Task directions – Pick out all lines with the word "xlabel" from the records that follow.

Data lines –
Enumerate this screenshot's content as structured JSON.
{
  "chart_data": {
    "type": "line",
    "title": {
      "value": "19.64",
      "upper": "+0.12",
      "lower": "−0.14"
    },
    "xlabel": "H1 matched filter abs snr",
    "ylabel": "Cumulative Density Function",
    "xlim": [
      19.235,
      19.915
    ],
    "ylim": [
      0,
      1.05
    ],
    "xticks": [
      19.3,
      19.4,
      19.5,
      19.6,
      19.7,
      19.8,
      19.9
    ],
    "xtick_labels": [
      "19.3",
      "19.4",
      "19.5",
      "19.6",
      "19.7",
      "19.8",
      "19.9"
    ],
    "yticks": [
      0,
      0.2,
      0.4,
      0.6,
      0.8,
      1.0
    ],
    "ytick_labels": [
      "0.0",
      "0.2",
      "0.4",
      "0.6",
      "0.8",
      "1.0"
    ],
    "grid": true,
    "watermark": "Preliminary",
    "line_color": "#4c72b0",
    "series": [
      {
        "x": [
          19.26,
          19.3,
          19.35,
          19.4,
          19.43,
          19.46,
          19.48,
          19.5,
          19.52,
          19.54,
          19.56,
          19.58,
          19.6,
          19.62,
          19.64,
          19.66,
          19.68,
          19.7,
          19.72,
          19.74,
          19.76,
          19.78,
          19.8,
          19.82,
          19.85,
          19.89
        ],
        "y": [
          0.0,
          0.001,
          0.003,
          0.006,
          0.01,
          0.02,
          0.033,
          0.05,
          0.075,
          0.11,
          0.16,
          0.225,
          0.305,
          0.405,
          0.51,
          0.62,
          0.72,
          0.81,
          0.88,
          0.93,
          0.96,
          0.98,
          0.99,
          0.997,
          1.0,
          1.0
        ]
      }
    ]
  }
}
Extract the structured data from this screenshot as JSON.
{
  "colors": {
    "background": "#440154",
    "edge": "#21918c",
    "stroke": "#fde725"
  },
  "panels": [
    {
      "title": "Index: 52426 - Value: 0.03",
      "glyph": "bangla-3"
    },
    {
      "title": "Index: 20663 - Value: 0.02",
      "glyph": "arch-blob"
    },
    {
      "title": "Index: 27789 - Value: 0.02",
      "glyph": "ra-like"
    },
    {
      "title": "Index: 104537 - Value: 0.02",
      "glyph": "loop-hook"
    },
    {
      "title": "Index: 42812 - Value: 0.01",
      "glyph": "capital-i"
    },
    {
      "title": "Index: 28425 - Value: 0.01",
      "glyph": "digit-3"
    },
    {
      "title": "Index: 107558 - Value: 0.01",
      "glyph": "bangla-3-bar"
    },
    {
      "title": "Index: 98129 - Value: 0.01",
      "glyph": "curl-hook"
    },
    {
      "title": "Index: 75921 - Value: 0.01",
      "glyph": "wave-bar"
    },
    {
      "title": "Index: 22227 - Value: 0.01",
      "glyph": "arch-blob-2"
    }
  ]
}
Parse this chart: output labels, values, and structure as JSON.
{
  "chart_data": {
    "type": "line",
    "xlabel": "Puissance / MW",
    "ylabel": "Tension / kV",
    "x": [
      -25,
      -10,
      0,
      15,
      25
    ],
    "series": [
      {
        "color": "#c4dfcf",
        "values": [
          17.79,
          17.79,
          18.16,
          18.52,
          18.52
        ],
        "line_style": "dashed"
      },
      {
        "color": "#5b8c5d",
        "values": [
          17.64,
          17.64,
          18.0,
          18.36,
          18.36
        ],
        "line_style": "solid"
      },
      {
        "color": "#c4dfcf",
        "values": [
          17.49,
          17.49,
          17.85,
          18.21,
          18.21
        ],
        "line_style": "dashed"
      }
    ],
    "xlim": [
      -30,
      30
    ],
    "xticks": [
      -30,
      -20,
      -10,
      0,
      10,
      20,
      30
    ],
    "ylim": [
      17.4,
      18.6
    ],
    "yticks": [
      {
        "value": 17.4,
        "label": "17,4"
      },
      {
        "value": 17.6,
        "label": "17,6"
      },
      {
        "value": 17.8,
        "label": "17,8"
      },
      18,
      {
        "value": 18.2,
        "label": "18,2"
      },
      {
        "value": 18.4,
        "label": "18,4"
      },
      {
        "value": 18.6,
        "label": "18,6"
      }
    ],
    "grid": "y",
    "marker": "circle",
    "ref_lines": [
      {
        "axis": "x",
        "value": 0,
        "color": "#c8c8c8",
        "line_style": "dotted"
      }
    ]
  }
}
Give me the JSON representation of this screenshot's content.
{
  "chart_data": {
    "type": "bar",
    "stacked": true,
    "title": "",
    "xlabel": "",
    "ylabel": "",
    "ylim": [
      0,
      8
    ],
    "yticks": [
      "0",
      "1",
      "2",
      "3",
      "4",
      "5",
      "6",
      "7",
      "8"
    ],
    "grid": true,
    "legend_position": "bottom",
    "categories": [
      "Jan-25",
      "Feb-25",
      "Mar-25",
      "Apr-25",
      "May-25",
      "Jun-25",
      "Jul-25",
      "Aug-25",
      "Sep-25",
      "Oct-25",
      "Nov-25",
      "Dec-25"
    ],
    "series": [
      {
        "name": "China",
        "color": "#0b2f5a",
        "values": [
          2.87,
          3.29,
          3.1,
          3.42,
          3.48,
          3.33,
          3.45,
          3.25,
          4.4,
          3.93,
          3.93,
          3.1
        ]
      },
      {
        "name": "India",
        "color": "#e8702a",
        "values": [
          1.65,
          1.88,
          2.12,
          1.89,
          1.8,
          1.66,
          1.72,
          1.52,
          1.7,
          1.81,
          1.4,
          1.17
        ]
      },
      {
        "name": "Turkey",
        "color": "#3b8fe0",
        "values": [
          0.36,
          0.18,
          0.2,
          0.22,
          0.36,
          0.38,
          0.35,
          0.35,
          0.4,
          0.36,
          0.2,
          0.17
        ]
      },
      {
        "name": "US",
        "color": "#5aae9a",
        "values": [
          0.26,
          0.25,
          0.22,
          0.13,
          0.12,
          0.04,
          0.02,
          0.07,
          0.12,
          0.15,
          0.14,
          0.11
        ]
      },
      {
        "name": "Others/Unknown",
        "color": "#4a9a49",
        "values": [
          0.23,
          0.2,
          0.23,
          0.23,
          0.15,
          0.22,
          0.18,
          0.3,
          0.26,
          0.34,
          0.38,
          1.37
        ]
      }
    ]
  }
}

The answer –
    "xlabel": "H1 matched filter abs snr",
    "xlabel": "Puissance / MW",
    "xlabel": "",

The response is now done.